**Saved data entries:**
■ ■ ■ ■ ■

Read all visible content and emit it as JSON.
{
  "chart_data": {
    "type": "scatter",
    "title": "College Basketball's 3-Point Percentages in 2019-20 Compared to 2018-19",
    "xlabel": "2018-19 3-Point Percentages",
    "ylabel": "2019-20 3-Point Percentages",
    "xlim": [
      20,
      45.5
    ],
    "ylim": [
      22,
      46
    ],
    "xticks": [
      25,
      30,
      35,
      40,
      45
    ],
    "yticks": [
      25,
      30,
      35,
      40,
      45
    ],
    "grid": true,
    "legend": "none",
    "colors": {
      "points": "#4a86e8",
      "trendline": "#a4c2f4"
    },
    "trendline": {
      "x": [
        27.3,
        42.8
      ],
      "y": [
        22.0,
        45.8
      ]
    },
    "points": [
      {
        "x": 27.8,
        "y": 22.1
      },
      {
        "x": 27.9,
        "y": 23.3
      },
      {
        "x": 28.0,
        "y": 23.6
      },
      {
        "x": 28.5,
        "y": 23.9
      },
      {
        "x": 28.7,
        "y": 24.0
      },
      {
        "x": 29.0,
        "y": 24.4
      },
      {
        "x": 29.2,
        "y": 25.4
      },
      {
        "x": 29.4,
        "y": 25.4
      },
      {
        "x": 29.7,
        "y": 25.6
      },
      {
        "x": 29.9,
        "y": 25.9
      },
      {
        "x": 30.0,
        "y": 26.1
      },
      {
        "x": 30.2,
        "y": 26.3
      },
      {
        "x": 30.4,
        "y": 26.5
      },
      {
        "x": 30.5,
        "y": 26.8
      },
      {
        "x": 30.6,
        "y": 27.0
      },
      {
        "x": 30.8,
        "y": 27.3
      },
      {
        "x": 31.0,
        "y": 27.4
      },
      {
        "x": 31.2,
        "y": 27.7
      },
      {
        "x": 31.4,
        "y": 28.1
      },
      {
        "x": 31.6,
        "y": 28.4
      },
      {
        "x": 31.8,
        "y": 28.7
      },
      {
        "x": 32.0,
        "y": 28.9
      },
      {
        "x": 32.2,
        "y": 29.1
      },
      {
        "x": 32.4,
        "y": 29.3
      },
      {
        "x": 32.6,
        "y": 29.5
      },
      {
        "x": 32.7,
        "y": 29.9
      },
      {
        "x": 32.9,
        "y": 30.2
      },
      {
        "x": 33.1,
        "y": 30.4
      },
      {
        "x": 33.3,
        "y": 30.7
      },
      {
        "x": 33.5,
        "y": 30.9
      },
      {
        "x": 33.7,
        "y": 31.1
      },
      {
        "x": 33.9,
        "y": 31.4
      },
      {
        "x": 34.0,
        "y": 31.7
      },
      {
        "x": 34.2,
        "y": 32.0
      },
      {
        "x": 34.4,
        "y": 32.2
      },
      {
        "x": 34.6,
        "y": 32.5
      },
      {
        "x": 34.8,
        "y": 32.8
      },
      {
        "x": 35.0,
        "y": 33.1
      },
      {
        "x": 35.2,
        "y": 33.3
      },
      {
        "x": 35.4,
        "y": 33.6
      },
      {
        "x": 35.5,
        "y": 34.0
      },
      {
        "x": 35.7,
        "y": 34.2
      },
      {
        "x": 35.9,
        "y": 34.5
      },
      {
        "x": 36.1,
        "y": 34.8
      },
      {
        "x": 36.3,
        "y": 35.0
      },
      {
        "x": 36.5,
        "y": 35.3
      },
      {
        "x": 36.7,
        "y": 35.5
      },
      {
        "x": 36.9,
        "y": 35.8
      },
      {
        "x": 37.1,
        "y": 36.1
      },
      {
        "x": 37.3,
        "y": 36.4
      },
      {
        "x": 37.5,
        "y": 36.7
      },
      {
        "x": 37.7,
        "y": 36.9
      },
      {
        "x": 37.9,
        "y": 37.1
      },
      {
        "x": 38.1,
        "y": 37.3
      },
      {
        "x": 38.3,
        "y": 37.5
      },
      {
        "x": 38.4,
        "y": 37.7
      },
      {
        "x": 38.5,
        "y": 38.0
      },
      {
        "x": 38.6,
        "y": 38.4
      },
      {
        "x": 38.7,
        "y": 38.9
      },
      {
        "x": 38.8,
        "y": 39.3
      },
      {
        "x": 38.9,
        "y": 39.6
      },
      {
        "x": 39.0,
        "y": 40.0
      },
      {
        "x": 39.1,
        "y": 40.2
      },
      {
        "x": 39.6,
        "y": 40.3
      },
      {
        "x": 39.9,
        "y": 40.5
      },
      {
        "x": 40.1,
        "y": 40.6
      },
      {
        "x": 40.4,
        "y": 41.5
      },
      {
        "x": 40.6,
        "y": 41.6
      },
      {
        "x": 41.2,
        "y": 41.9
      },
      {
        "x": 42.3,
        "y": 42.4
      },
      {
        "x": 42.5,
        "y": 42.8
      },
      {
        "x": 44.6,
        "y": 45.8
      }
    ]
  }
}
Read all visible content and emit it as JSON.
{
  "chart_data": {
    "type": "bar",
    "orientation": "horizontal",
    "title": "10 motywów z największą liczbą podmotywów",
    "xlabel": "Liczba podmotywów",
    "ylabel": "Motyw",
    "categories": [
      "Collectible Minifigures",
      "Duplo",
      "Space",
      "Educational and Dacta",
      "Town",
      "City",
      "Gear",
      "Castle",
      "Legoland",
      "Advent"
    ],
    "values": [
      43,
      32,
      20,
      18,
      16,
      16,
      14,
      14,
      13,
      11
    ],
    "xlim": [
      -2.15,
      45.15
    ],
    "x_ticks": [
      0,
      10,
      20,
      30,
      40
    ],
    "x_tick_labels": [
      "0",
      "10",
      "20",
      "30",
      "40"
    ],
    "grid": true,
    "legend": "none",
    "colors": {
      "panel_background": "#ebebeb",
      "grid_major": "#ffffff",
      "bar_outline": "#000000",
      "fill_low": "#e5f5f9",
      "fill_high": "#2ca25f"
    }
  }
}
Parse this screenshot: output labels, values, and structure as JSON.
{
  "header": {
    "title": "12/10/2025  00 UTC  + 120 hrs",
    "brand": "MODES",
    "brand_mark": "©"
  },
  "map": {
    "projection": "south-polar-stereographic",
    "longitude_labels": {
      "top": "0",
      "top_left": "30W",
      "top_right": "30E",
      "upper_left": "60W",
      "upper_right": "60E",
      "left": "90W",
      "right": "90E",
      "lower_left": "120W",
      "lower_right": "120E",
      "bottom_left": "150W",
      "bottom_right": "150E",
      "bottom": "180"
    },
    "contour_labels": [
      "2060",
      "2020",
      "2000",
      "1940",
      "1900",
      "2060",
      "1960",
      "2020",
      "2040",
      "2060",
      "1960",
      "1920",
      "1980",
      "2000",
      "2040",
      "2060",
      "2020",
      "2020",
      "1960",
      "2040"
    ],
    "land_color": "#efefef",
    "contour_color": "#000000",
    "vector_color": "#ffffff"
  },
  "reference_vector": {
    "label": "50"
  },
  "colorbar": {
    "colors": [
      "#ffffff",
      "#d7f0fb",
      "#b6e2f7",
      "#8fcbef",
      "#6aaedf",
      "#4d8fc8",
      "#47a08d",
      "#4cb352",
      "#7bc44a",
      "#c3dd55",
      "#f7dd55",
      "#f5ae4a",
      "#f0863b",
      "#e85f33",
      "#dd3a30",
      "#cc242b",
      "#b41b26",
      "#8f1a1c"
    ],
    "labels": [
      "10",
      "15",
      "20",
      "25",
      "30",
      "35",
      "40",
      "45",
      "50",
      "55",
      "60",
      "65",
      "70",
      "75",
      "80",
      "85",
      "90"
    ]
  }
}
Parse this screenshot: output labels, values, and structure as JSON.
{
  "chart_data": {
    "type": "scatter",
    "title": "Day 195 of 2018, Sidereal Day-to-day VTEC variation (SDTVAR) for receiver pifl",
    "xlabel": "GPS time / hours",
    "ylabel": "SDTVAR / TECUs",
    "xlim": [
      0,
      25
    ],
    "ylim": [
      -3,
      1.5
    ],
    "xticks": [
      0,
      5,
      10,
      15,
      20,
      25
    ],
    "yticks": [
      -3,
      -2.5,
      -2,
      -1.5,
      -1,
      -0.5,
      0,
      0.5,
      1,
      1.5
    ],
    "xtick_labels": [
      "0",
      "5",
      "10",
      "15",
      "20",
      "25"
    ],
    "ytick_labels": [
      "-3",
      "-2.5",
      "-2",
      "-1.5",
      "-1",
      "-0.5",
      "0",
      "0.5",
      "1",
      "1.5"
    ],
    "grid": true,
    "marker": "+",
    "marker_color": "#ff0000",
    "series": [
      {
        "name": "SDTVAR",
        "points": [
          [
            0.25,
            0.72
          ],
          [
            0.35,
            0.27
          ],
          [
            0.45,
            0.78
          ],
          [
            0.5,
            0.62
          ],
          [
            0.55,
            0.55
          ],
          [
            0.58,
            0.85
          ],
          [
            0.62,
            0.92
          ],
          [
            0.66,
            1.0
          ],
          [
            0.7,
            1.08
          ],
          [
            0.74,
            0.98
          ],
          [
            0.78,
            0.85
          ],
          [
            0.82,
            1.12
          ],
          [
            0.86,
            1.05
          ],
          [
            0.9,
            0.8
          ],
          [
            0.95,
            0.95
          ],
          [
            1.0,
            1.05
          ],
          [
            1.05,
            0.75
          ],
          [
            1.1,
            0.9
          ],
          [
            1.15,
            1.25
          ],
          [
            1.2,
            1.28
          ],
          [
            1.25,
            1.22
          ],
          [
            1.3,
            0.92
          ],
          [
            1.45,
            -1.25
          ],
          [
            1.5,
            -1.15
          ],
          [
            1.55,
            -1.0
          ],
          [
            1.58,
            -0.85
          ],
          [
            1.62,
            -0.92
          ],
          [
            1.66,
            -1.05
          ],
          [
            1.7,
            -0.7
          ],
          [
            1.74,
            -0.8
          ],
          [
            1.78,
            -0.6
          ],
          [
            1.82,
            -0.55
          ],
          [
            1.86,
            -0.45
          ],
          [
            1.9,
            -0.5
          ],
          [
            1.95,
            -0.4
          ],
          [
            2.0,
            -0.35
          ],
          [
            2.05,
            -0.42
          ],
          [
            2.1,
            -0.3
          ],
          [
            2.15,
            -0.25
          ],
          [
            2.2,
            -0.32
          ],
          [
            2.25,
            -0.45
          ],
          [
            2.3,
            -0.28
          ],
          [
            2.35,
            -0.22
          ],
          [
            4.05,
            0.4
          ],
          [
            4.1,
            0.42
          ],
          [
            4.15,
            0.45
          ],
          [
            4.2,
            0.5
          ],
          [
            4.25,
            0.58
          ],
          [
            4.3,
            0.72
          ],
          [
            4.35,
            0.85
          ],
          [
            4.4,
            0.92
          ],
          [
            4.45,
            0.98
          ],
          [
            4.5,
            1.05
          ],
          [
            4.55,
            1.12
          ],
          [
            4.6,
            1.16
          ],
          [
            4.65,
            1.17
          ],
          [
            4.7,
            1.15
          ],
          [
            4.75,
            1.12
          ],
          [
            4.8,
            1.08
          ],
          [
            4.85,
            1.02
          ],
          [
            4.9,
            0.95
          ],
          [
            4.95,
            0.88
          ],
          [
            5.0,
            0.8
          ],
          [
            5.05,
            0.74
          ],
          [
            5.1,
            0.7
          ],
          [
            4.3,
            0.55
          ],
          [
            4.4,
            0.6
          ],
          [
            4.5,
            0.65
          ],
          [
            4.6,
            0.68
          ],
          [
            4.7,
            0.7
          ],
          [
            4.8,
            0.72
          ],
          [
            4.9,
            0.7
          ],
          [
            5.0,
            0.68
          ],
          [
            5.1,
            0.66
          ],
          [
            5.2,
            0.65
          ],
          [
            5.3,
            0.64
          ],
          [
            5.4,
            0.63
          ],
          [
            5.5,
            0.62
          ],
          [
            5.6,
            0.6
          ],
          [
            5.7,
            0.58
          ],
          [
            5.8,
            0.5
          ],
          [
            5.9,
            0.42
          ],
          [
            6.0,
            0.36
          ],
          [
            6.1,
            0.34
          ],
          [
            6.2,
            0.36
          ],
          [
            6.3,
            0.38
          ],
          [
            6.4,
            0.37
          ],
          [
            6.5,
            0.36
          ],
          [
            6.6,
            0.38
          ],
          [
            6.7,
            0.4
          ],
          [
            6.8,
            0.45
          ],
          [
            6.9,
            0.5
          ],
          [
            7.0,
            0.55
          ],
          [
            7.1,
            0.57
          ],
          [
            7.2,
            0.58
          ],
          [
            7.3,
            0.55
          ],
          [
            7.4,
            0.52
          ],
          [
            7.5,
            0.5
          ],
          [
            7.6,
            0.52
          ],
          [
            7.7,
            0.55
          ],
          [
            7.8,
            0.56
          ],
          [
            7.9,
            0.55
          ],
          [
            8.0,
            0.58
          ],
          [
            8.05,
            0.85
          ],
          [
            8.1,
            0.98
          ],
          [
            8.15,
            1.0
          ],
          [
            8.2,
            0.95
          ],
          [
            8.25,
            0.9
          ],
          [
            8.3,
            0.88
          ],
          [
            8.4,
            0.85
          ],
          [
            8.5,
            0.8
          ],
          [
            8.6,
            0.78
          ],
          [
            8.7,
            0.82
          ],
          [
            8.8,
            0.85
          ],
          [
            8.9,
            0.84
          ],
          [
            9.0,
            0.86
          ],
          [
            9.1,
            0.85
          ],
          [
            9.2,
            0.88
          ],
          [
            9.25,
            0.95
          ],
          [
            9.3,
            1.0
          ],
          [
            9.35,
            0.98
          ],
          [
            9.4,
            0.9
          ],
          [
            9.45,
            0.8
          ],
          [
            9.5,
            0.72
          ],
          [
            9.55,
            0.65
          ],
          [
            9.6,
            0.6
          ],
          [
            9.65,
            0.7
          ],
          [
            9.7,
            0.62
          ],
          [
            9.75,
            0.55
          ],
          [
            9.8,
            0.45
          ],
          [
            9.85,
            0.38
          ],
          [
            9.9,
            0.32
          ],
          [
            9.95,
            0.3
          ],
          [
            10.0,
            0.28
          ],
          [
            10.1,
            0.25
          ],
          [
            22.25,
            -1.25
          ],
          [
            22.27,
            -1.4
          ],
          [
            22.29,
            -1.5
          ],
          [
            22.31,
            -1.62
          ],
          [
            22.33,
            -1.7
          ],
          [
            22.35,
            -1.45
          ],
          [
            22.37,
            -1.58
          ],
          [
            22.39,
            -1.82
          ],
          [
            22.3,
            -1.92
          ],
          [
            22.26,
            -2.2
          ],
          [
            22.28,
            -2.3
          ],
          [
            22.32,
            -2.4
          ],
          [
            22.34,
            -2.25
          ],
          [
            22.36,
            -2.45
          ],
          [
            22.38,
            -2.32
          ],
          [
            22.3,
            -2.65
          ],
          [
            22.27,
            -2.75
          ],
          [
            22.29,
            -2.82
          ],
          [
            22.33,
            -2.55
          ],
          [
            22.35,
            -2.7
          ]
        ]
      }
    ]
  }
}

■ ■ ■ ■ ■

**TASK TO COMPLETE:** All lines that include "xlabel" are to be gathered and copied.

**RESPONSE TO THIS TASK:**
    "xlabel": "2018-19 3-Point Percentages",
    "xlabel": "Liczba podmotywów",
    "xlabel": "GPS time / hours",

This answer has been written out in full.